» AUSGEWÄHLTER TEXTAUSZUG
• • • • •

Selbst seine Tat ist von Anspielungen und Insidervokabular der Community geprägt. Wie der Christchurch-Attentäter, der Wörter auf seine Waffen schrieb, schreibt Arne Szenecodes oder Namen von Attentätern auf seine Maske und Papierausdrucke in seinem Rucksack. Wie der Halle-Attentäter stellt er sich eine Playlist mit teils rechtsextremer Musik zusammen, die er auch zeitlich mit seinem Anschlag abstimmt.

„Er wird in 24 Tagen seine Schule angreifen”

Im Verhör gibt Arne an, sich erst anderthalb Wochen vor der Tat zur Durchführung entschlossen zu haben. „Ich habe sowieso schon geplant, wie ich vorgehen wollte“, gibt Arne den Ermittler:innen zu verstehen. Das deckt sich auch mit den Nachrichten, die er Freunden online schickte. Am 23. Juli 2021, knapp vier Wochen vor der Tat, schreibt er einem über Discord, dass er ein Massaker streamen wolle. Auch andere bekommen von seinen Plänen mit. In einem Chat zwischen zwei Online-Freunden von Arne schreibt einer am 27. Juli: „Er wird in 24 Tagen seine Schule angreifen. […] Er meint es ernst, er hat mir alles gezeigt […] Er hat mir seinen Plan gezeigt, die Karte, Messer, eine Waffe, Bombenattrappen, Ausrüstung, GoPro und Helm, das er nutzen wird. Er will es streamen und er will sterben. Du musst die Cops anrufen, Bro!“ Anstatt die Polizei zu informieren, versuchen die beiden Arne doch noch umzustimmen. Jedoch erfolglos.

Anschläge erinnern an Taten von München und Aztec

Dass Arne und sein bester Freund schon lange in der rechtsterror-affinen Onlinewelt unterwegs waren, daran lassen die Ermittlungsberichte keine Zweifel. Sie waren den Behörden bekannt,  zumindest wegen ihrer zutiefst rassistischen Ideologie bekannt. Die Ermittlungen erwecken Erinnerungen an die rechtsterroristischen Anschläge von München 2016 und Aztec 2017.

• • • • •

» BEREITGESTELLTE EINTRÄGE

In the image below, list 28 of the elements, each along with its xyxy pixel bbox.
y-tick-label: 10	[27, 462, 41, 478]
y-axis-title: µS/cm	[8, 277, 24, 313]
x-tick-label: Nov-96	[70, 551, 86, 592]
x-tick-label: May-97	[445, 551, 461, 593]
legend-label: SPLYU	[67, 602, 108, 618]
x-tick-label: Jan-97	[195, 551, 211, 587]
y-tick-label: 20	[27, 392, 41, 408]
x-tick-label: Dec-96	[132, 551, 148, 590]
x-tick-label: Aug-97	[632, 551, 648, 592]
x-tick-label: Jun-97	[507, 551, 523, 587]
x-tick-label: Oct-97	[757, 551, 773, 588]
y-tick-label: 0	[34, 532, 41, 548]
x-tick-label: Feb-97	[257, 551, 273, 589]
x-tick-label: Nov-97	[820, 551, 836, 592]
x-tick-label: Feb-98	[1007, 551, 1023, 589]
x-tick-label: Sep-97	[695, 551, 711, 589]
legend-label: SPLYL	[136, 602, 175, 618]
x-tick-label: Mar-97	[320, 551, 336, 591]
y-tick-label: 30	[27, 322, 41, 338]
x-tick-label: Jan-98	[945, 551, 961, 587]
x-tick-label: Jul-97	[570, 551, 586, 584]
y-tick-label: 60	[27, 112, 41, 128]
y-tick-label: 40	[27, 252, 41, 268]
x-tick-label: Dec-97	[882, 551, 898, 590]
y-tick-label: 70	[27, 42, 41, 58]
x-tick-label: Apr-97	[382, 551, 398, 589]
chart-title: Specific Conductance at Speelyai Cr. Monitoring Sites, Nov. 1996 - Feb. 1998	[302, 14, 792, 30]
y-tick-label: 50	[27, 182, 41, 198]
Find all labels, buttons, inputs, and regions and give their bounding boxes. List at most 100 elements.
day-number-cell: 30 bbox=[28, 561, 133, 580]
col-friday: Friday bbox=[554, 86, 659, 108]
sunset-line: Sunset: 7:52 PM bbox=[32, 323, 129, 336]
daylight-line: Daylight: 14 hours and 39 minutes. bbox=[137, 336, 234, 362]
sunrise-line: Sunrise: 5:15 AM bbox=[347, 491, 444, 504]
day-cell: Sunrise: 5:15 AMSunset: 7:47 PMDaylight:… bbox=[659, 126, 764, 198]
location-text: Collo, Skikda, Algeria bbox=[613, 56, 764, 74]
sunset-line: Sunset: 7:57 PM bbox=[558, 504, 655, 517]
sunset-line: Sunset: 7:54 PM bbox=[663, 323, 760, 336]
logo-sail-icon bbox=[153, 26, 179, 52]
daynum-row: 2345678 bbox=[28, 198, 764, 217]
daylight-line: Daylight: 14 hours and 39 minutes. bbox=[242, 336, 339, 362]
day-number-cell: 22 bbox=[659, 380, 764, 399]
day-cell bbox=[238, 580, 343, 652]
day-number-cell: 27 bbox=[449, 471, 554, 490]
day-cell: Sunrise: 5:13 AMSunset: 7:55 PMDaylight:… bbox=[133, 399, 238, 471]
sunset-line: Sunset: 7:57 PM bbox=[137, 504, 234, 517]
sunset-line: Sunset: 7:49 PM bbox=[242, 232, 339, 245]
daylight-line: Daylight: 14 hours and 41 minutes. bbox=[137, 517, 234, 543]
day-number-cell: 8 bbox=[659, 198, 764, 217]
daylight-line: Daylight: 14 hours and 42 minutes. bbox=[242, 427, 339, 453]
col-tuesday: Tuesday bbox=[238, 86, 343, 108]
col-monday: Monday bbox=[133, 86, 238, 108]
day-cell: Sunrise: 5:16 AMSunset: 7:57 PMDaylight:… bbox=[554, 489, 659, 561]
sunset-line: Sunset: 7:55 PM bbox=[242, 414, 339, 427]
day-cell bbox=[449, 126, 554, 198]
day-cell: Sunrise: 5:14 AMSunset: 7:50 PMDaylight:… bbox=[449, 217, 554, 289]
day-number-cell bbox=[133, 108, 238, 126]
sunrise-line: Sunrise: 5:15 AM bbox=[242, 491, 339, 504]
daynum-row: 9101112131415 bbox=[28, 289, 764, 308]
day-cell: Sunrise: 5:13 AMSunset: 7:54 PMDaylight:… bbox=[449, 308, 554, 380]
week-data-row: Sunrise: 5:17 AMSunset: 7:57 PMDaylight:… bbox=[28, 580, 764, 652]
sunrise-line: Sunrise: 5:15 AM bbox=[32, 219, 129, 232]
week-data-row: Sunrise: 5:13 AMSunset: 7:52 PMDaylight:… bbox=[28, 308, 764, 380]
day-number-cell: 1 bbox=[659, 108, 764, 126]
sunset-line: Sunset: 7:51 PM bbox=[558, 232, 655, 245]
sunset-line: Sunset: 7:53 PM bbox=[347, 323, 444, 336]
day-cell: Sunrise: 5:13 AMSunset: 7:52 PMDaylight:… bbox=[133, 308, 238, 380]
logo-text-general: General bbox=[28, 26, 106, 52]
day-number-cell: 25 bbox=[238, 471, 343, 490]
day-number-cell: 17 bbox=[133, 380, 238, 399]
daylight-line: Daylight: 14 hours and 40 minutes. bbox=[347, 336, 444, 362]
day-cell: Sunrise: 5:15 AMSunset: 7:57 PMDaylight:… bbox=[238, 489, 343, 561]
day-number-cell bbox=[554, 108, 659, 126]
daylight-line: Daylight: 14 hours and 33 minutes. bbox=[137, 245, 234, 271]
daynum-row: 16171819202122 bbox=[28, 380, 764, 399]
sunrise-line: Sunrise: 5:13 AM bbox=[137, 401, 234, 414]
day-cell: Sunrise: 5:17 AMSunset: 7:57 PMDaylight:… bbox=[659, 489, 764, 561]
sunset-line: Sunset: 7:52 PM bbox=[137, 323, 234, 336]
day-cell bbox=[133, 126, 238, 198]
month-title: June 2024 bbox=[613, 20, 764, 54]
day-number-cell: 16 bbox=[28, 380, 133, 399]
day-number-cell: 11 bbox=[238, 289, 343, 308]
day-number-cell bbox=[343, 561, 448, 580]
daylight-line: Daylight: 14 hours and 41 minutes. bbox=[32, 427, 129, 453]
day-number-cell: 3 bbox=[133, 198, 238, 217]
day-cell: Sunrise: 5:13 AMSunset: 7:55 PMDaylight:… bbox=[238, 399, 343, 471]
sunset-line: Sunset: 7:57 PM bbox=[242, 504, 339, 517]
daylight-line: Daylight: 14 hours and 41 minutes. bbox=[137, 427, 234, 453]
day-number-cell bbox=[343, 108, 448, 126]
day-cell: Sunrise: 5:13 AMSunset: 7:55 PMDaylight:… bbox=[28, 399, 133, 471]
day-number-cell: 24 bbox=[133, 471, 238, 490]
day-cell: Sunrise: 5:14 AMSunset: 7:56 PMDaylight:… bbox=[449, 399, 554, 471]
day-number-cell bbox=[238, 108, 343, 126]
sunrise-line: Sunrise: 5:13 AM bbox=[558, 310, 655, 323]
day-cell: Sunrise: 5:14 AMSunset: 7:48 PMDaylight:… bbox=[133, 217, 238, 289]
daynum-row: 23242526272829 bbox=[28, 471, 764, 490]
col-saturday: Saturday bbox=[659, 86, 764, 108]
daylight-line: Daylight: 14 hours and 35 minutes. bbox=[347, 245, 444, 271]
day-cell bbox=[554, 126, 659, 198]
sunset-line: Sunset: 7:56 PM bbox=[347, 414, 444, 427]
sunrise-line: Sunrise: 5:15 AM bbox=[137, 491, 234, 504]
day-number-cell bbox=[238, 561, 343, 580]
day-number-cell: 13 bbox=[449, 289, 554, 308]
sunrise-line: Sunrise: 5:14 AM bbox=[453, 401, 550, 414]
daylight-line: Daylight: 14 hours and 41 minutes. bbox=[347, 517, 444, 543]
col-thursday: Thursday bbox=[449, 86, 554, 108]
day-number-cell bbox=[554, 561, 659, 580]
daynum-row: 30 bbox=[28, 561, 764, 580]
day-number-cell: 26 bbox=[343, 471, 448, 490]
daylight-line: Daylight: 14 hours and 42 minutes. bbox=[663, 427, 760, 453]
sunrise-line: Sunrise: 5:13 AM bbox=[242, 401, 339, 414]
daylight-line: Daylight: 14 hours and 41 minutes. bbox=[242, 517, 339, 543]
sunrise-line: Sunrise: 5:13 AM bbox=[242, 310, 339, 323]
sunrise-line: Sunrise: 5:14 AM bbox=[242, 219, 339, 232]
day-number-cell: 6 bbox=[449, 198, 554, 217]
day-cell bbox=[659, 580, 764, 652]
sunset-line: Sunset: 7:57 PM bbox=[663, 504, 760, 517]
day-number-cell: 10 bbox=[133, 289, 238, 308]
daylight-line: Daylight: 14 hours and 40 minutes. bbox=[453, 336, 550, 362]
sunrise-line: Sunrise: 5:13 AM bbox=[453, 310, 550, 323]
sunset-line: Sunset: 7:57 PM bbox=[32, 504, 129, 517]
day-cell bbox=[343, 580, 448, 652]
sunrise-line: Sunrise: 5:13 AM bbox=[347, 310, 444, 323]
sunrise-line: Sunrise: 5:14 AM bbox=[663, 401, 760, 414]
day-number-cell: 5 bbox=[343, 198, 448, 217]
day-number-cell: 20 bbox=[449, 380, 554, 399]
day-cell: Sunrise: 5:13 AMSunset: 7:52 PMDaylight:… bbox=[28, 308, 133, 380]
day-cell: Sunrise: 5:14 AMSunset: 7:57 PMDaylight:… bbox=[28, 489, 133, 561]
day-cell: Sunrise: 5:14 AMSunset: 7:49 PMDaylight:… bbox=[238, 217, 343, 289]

• • • • •

Gib aus dem Textauszug die Passage zwischen „Selbst seine Tat“ und „seinem Anschlag abstimmt.“, beide Stellen eingeschlossen, Wort für Wort wieder.

Selbst seine Tat ist von Anspielungen und Insidervokabular der Community geprägt. Wie der Christchurch-Attentäter, der Wörter auf seine Waffen schrieb, schreibt Arne Szenecodes oder Namen von Attentätern auf seine Maske und Papierausdrucke in seinem Rucksack. Wie der Halle-Attentäter stellt er sich eine Playlist mit teils rechtsextremer Musik zusammen, die er auch zeitlich mit seinem Anschlag abstimmt.